What you will do:
a) In the passage on Malevich and Suprematism, which exhibition was Ernst Kallai writing about when he commented on Malevich's work?
b) Copy word for word the part of the passage on Malevich and Suprematism that opens with the words containing "This is certainly" and closes with "wake us up.".

Text under study:
<<<<

In the year 1913, in my desperate attempt to free art from the ballast of objectivity, I took refuge in the square form and exhibited a picture which consisted of nothing more than a black square on a white field. The critics and, along with them, the public sighed, "Everything which we loved is lost. We are in a desert .... Before us is nothing but a black square on a white background!"

By using a limited palette of shapes and colours to paint pure forms, Malevich strived for an art of "pure feeling" which went beyond the banalities of representation. Malevich lamented that "the square seemed incomprehensible and dangerous to the critics and the public ... and this, of course, was to be expected". But some early critics recognised the revolutionary impact of Suprematism. Ernst Kallai wrote of Malevich's work in the 1927 Great Berlin Art Exhibition, "it is quite difficult to imagine what further development in painting is possible beyond what has been achieved."

This is certainly the impression I got when I looked round the From Russia exhibition at the Royal Academy earlier this year. We went on a Saturday afternoon, having spent the previous evening at the Duchamp / Man Ray / Picabia show at the Tate Modern. Aside from the Surrealists' dream-visions of psychic space, it does not appear that art has advanced beyond Suprematism and Dadaism. With no political programme to pin its flag to, the postmodern art world is immersed in an endless rehash of old questions and debates. Our age is not so much postmodern times as premodern; what we need is another Malevich or Duchamp to wake us up.

Suprematism rendered the specialist artist irrelevant, and its legacy lies in the aesthetics of diagrams, pictograms and practical graphic design. Malevich suggested that "the appropriate means of representation is always the one which gives fullest possible expression to feeling as such, and which ignores the familiar appearance of objects." Harry Beck unwittingly translated this for Mass Transit Railway passengers: "If you're going underground, why do you need bother about geography? Connections are the thing".

>>>>

Data:
<<<<

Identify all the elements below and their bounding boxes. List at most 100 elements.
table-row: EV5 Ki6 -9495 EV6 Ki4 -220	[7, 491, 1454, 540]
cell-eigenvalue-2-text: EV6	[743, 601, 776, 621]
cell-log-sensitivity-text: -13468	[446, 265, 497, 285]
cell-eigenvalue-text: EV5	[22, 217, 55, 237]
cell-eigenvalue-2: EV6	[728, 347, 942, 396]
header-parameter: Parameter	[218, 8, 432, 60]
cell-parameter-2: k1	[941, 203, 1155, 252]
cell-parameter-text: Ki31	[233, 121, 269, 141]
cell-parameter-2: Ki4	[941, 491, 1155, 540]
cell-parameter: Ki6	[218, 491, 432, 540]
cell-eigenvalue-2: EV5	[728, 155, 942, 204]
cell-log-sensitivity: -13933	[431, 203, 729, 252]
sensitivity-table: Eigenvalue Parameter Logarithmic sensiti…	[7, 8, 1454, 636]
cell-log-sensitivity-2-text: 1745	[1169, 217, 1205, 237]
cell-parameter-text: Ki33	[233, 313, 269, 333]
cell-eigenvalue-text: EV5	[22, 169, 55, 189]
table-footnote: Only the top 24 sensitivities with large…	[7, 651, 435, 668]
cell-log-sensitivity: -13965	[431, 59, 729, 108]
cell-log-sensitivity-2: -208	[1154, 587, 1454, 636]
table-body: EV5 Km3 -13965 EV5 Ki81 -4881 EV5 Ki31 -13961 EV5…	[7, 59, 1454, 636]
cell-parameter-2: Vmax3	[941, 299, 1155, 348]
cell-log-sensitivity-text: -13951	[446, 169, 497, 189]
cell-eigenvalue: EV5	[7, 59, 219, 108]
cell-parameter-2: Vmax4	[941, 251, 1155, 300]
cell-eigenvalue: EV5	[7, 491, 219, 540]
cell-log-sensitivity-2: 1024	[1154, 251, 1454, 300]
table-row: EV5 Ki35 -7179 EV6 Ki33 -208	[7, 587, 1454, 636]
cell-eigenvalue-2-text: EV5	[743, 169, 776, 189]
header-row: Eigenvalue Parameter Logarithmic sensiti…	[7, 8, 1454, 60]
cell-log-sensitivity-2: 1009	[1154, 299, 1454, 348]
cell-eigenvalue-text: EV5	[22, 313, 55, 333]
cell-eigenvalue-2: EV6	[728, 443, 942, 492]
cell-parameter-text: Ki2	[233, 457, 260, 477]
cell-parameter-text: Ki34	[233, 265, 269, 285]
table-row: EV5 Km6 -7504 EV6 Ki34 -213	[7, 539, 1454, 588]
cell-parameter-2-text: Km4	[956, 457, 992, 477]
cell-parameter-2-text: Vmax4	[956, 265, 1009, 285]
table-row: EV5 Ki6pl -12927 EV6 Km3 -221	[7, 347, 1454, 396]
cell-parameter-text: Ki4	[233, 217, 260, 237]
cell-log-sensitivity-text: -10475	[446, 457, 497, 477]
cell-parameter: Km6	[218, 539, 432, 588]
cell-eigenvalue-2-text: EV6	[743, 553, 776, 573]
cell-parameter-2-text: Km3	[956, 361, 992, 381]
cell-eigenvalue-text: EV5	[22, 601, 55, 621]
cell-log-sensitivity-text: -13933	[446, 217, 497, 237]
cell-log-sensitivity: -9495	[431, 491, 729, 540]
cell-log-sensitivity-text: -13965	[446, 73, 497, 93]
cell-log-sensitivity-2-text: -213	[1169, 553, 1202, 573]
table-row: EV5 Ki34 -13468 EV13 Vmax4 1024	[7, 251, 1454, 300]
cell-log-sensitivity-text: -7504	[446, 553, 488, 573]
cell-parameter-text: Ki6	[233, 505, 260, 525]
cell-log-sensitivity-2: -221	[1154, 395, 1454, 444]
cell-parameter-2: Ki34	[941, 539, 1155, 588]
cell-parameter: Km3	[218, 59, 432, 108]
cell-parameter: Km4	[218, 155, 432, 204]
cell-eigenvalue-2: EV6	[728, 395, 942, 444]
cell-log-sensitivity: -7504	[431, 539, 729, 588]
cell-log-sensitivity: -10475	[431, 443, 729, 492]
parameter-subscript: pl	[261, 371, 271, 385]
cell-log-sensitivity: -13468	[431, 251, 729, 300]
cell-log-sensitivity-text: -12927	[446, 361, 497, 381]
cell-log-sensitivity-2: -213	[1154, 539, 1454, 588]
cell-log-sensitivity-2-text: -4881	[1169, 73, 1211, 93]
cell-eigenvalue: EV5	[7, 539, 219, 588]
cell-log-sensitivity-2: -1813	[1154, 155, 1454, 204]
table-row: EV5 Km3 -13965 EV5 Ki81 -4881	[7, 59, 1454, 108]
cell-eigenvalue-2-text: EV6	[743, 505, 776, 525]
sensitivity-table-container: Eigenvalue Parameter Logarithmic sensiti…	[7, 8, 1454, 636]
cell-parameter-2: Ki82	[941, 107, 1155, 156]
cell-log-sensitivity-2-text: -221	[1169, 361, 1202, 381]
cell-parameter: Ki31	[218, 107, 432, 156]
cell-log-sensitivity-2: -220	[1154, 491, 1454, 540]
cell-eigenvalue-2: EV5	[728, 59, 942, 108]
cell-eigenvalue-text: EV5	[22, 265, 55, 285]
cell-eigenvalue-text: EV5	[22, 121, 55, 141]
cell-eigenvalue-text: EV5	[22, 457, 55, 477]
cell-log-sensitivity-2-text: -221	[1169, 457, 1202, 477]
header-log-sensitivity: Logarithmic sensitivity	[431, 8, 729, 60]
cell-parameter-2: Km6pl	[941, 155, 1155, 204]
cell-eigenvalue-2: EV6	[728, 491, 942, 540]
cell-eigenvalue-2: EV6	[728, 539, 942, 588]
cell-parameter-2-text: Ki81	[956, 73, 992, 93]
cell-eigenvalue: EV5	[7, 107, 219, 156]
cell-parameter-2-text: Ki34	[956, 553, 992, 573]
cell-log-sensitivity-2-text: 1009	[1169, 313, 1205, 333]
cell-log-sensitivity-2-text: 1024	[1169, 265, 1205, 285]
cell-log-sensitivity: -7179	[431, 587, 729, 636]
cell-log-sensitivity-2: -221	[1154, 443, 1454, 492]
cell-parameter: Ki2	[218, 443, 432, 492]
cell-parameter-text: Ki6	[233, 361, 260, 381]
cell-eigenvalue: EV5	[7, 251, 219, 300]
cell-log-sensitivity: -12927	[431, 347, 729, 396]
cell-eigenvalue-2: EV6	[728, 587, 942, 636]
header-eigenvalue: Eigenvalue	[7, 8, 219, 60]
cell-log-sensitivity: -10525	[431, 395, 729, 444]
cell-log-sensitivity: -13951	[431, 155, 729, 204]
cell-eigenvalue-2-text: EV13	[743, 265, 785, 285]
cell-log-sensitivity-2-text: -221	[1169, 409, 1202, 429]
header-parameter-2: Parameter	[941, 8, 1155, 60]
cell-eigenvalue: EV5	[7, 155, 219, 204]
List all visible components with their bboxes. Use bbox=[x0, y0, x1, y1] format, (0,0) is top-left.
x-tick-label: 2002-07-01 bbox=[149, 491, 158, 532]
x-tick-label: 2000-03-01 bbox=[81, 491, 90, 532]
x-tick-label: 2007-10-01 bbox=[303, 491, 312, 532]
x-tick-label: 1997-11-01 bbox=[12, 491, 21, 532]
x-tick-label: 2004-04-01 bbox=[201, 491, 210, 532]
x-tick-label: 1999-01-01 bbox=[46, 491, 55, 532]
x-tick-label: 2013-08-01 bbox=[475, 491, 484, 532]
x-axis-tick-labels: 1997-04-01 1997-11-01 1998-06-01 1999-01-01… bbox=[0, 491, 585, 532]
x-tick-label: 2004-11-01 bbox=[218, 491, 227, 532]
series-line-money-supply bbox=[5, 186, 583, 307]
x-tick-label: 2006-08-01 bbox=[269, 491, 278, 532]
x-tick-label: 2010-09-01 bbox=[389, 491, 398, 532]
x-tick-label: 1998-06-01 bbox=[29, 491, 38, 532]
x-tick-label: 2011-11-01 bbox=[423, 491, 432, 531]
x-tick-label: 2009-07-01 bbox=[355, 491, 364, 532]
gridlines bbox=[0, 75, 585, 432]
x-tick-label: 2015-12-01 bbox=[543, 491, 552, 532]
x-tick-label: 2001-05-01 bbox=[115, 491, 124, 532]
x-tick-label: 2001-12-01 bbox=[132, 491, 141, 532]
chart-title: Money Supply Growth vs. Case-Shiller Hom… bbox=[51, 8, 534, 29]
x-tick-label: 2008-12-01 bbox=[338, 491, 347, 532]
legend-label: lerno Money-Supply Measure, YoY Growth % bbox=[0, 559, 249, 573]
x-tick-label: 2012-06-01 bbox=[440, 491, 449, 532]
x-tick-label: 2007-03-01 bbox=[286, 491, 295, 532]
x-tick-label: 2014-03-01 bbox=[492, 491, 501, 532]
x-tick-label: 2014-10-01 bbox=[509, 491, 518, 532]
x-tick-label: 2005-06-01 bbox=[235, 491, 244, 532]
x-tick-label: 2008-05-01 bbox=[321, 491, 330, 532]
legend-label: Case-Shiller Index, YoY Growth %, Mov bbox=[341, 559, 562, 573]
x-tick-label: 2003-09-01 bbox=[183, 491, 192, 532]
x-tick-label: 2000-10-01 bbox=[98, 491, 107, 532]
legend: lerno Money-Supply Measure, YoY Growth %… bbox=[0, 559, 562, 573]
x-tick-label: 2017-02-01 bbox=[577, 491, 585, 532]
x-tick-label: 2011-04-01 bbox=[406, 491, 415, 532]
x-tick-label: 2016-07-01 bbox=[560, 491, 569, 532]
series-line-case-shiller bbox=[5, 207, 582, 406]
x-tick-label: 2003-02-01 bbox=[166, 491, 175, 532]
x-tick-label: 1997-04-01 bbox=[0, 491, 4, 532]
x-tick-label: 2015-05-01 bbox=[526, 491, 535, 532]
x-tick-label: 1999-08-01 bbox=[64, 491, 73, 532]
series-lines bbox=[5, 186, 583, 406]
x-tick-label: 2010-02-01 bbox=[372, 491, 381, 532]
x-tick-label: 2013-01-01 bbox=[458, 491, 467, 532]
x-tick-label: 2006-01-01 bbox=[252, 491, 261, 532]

>>>>

Solutions by task:
a) The 1927 Great Berlin Art Exhibition.

b)
This is certainly the impression I got when I looked round the From Russia exhibition at the Royal Academy earlier this year. We went on a Saturday afternoon, having spent the previous evening at the Duchamp / Man Ray / Picabia show at the Tate Modern. Aside from the Surrealists' dream-visions of psychic space, it does not appear that art has advanced beyond Suprematism and Dadaism. With no political programme to pin its flag to, the postmodern art world is immersed in an endless rehash of old questions and debates. Our age is not so much postmodern times as premodern; what we need is another Malevich or Duchamp to wake us up.